GOAL OF THE EXERCISE:
Below is a block of records; repeat all of them exactly.

======== RECORDS TO PROCESS ========

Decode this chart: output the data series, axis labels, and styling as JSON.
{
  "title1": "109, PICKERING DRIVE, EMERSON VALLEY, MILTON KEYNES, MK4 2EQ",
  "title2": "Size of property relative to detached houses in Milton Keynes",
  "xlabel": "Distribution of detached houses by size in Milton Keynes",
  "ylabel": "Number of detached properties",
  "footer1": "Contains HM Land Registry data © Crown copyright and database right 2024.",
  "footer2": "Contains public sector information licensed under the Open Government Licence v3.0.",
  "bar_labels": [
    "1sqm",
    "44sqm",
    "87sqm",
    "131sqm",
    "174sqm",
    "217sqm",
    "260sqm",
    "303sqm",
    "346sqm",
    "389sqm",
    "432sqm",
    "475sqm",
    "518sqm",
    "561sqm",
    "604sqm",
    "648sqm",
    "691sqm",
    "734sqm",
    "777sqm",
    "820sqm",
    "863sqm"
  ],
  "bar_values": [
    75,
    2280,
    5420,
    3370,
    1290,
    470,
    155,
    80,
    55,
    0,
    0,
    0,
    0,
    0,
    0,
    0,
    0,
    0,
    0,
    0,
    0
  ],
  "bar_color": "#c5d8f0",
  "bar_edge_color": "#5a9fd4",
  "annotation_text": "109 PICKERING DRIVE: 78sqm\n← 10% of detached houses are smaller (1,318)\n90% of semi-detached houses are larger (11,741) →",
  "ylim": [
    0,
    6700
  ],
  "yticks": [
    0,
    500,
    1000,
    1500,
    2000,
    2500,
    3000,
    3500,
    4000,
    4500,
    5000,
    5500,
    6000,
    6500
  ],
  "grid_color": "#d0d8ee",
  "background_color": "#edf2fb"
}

========

WORKED ANSWER:
Decode this chart: output the data series, axis labels, and styling as JSON.
{
  "title1": "109, PICKERING DRIVE, EMERSON VALLEY, MILTON KEYNES, MK4 2EQ",
  "title2": "Size of property relative to detached houses in Milton Keynes",
  "xlabel": "Distribution of detached houses by size in Milton Keynes",
  "ylabel": "Number of detached properties",
  "footer1": "Contains HM Land Registry data © Crown copyright and database right 2024.",
  "footer2": "Contains public sector information licensed under the Open Government Licence v3.0.",
  "bar_labels": [
    "1sqm",
    "44sqm",
    "87sqm",
    "131sqm",
    "174sqm",
    "217sqm",
    "260sqm",
    "303sqm",
    "346sqm",
    "389sqm",
    "432sqm",
    "475sqm",
    "518sqm",
    "561sqm",
    "604sqm",
    "648sqm",
    "691sqm",
    "734sqm",
    "777sqm",
    "820sqm",
    "863sqm"
  ],
  "bar_values": [
    75,
    2280,
    5420,
    3370,
    1290,
    470,
    155,
    80,
    55,
    0,
    0,
    0,
    0,
    0,
    0,
    0,
    0,
    0,
    0,
    0,
    0
  ],
  "bar_color": "#c5d8f0",
  "bar_edge_color": "#5a9fd4",
  "annotation_text": "109 PICKERING DRIVE: 78sqm\n← 10% of detached houses are smaller (1,318)\n90% of semi-detached houses are larger (11,741) →",
  "ylim": [
    0,
    6700
  ],
  "yticks": [
    0,
    500,
    1000,
    1500,
    2000,
    2500,
    3000,
    3500,
    4000,
    4500,
    5000,
    5500,
    6000,
    6500
  ],
  "grid_color": "#d0d8ee",
  "background_color": "#edf2fb"
}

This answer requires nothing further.